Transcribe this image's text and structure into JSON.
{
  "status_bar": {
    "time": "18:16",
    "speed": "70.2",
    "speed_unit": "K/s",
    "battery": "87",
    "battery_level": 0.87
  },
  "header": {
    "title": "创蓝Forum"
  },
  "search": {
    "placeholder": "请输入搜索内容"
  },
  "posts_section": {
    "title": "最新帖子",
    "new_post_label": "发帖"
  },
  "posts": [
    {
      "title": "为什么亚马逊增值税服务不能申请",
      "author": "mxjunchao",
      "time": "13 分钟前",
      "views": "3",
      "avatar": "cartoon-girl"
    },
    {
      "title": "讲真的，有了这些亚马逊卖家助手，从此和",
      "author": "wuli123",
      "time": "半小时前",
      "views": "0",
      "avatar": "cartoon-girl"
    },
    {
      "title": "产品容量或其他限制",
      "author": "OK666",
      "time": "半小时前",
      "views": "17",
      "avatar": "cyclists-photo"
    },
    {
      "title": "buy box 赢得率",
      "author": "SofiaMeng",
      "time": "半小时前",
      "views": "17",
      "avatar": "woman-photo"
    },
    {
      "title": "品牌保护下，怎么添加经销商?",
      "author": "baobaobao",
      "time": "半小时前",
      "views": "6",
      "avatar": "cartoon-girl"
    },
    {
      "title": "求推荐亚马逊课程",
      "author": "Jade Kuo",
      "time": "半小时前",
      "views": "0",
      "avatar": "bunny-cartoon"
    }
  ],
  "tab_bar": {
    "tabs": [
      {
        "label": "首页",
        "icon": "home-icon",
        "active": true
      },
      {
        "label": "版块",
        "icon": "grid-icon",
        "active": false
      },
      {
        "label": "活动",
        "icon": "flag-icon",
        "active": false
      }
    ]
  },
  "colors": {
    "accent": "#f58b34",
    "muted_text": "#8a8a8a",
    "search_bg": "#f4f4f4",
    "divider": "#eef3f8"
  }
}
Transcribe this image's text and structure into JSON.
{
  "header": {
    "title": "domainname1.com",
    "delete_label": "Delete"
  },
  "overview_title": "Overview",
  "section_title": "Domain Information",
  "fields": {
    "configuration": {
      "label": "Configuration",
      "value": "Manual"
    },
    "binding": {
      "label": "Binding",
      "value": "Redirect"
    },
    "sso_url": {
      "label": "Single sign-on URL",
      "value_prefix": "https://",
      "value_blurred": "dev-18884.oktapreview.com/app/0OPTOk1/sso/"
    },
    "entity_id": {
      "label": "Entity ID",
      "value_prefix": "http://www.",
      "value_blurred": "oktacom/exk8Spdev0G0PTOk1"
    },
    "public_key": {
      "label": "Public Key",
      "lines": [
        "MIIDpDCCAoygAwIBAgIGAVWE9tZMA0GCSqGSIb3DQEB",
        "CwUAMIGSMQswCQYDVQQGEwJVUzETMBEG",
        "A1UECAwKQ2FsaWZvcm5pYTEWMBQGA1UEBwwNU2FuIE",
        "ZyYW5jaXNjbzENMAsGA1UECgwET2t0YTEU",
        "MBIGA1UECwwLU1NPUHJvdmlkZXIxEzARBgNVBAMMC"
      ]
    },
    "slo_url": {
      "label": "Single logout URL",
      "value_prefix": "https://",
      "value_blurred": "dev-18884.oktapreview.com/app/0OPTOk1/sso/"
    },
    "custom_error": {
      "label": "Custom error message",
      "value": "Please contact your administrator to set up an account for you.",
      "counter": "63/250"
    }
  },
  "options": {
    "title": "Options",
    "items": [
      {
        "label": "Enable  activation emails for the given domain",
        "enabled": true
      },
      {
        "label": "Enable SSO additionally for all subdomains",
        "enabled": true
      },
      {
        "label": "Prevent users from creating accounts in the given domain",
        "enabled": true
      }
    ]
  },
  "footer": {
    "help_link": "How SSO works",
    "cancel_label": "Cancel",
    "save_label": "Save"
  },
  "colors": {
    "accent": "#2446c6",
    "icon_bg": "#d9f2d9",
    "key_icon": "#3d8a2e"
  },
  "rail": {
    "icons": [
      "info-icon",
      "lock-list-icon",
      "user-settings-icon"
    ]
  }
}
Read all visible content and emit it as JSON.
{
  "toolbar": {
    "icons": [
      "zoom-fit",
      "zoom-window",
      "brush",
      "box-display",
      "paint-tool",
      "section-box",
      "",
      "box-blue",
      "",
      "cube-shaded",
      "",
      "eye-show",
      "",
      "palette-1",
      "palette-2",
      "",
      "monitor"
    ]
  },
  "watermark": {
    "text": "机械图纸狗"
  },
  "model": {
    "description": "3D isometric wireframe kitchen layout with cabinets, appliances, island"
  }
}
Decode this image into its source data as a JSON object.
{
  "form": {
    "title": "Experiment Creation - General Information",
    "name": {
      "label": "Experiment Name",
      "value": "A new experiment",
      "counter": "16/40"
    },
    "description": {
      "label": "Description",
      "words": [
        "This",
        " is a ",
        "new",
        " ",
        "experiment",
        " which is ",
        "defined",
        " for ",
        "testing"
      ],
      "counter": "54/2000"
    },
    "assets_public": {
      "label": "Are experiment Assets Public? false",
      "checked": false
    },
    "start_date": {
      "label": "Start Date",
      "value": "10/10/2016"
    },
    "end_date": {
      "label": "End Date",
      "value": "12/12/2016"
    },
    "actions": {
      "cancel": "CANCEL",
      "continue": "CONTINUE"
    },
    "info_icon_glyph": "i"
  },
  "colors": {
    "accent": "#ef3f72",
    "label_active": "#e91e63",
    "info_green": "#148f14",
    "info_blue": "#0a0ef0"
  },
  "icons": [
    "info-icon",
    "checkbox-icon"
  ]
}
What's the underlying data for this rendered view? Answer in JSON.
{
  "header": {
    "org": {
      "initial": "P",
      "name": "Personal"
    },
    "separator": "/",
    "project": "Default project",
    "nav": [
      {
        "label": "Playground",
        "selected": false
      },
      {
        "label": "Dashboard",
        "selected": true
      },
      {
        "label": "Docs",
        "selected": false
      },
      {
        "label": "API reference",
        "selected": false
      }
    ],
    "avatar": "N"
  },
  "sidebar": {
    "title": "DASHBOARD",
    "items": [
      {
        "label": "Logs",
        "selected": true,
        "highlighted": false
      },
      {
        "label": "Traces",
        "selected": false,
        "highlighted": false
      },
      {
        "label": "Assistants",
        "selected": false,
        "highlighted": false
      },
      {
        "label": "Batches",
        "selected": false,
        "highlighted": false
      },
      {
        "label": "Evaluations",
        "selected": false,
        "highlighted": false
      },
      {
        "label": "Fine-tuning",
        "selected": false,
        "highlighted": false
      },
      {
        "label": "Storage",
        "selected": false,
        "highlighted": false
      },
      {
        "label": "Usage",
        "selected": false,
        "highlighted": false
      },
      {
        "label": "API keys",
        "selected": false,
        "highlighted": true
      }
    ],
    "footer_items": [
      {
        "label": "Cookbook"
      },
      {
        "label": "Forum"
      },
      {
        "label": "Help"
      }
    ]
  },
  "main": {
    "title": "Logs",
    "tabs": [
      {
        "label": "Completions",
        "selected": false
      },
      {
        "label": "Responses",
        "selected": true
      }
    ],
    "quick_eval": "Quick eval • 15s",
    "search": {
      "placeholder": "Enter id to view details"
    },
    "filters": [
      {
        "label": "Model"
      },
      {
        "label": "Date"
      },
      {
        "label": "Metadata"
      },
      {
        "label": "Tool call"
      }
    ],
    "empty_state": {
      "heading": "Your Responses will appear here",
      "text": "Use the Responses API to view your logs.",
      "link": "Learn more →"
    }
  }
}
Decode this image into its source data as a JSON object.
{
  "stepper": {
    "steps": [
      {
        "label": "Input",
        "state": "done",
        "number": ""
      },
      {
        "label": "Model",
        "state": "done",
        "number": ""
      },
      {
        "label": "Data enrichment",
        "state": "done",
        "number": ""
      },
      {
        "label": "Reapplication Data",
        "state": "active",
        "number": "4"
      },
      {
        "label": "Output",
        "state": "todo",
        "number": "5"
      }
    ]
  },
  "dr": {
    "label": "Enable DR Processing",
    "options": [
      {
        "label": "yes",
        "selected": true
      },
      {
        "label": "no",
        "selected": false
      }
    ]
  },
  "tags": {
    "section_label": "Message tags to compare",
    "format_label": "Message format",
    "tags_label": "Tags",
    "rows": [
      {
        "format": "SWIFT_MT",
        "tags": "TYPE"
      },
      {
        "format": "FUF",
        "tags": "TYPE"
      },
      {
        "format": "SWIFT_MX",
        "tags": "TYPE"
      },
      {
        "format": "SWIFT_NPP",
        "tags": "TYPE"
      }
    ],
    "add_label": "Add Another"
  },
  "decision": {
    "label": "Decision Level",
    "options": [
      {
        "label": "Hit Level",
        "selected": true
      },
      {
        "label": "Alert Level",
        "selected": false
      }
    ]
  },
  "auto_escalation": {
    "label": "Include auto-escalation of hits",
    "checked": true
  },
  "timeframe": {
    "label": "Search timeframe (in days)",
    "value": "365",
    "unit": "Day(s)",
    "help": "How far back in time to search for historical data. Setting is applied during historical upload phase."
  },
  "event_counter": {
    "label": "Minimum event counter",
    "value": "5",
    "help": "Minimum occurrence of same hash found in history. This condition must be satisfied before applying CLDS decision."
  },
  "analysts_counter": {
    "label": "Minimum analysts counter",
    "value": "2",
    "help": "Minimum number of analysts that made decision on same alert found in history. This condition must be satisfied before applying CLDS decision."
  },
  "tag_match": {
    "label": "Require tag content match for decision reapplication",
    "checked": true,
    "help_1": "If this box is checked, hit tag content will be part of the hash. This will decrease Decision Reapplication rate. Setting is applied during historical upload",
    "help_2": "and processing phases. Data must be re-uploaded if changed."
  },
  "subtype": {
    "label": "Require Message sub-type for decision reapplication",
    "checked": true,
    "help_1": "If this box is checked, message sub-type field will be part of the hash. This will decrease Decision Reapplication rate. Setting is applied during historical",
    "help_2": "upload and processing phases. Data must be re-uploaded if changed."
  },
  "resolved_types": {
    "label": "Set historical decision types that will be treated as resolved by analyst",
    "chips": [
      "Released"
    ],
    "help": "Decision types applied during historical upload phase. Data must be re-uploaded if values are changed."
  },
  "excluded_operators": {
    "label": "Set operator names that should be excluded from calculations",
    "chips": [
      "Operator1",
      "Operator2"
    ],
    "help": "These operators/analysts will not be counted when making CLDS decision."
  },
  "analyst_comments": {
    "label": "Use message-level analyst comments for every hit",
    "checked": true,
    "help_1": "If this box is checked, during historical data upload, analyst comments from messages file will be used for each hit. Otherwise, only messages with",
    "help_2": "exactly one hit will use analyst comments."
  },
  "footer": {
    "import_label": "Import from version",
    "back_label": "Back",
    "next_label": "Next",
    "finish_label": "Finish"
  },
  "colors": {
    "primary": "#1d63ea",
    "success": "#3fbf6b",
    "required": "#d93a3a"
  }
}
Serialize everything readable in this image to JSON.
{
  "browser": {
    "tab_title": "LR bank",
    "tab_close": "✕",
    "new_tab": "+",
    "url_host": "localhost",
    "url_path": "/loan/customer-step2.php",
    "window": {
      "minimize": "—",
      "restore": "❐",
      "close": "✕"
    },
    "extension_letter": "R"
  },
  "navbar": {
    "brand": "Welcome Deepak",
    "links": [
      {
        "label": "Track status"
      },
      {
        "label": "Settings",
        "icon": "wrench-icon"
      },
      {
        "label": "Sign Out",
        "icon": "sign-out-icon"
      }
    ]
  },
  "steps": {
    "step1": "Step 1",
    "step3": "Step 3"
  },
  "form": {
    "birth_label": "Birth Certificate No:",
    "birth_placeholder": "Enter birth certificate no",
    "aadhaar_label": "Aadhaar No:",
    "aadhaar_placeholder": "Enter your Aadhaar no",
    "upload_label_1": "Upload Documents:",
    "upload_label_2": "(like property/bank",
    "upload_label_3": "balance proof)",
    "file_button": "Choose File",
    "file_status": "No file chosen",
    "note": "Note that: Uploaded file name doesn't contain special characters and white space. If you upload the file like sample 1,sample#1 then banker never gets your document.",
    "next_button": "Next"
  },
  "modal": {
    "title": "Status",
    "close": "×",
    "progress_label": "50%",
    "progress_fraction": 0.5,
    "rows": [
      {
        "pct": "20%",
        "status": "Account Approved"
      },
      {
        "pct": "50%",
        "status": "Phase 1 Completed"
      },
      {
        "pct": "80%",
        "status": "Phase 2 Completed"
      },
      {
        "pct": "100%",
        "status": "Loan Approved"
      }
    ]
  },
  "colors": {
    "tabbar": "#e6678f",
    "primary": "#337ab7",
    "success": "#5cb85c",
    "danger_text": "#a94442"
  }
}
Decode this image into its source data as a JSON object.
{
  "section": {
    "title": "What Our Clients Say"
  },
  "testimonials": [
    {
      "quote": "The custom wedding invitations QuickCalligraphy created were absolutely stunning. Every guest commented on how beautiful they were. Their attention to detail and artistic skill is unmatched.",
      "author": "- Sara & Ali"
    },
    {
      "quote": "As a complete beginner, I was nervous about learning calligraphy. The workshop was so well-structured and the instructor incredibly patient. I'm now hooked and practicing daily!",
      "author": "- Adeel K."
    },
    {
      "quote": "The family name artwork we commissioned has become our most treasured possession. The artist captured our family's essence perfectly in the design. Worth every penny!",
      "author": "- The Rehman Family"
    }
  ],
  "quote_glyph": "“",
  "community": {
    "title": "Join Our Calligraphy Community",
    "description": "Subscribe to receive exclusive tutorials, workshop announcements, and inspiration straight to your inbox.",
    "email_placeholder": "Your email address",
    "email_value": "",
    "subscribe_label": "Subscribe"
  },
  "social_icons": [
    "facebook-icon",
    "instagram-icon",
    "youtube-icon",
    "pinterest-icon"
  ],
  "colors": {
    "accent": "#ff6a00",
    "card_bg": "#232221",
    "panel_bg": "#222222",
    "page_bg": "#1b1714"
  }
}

| To do |
Search the records above for "workshop". Copy each line where it is found.

| Reply to the exercise |
      "quote": "As a complete beginner, I was nervous about learning calligraphy. The workshop was so well-structured and the instructor incredibly patient. I'm now hooked and practicing daily!",
    "description": "Subscribe to receive exclusive tutorials, workshop announcements, and inspiration straight to your inbox.",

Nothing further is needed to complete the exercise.